• EXTRACT TO READ:
══════
EP by Jordin Sparks
- Released: May 22, 2007
- Recorded: 2007
- Length: 17:35
- Label: 19 Entertainment, Fox Interactive Media

Jordin Sparks chronology
| For Now (2006) | Jordin Sparks (2007) | Jordin Sparks (2007) |

= Jordin Sparks (EP) =

Jordin Sparks is an EP by American Idol season 6 winner Jordin Sparks. Sparks performed a song for the show each week of the season, and each song appeared on the show's website the day after the performance for sale as a studio version. The EP is a compilation of the four most downloaded of Sparks' songs, all of which are covers of other artists, plus "This Is My Now", an original single written by Jeff Peabody and Scott Krippayne, which she sang in the finale to win. It is considered a promo EP for her debut full-length album.
══════
• DATA LINES:
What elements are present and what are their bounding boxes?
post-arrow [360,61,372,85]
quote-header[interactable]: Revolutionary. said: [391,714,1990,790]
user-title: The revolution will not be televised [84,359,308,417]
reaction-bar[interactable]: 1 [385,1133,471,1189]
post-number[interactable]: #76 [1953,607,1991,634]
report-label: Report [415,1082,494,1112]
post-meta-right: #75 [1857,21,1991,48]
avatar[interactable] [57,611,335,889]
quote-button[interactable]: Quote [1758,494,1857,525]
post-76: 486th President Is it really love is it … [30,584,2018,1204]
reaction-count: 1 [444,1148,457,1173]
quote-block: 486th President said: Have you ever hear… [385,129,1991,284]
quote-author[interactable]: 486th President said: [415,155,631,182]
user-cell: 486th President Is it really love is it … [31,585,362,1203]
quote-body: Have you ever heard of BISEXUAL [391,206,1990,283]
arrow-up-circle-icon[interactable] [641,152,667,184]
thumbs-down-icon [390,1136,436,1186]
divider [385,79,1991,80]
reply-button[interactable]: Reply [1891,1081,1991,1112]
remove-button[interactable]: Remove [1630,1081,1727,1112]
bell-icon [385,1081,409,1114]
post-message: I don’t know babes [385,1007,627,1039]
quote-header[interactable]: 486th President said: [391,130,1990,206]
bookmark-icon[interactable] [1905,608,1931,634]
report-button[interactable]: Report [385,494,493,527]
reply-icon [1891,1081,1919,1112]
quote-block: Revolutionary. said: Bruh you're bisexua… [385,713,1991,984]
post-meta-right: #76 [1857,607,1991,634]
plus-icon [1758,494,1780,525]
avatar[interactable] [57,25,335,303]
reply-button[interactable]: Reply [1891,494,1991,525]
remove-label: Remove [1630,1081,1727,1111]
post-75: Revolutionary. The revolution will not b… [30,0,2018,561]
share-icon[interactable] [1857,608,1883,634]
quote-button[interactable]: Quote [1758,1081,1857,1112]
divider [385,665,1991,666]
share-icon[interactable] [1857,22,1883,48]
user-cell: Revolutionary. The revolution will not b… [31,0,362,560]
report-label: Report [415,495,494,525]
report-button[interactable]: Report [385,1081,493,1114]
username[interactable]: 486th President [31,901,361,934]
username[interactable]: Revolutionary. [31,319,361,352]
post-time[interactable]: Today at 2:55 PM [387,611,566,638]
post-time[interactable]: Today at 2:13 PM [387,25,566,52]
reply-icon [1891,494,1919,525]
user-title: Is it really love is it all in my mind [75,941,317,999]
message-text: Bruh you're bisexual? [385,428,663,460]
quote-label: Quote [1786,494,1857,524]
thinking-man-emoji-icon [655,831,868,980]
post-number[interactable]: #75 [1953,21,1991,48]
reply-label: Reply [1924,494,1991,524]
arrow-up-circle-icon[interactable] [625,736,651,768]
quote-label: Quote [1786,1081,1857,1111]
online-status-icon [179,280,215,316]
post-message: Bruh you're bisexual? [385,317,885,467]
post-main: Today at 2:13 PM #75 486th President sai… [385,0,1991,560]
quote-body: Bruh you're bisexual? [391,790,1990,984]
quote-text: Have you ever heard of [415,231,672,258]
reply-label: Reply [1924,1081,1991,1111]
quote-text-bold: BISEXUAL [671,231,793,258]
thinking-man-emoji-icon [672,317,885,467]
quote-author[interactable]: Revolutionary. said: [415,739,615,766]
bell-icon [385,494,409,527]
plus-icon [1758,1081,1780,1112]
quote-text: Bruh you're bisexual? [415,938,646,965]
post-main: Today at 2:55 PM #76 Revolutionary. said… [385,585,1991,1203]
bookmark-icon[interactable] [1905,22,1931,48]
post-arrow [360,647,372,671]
══════
According to the text about the Jordin Sparks EP, who wrote the original single "This Is My Now"? The lines are material separate from the text about the EP.

Jeff Peabody and Scott Krippayne wrote it.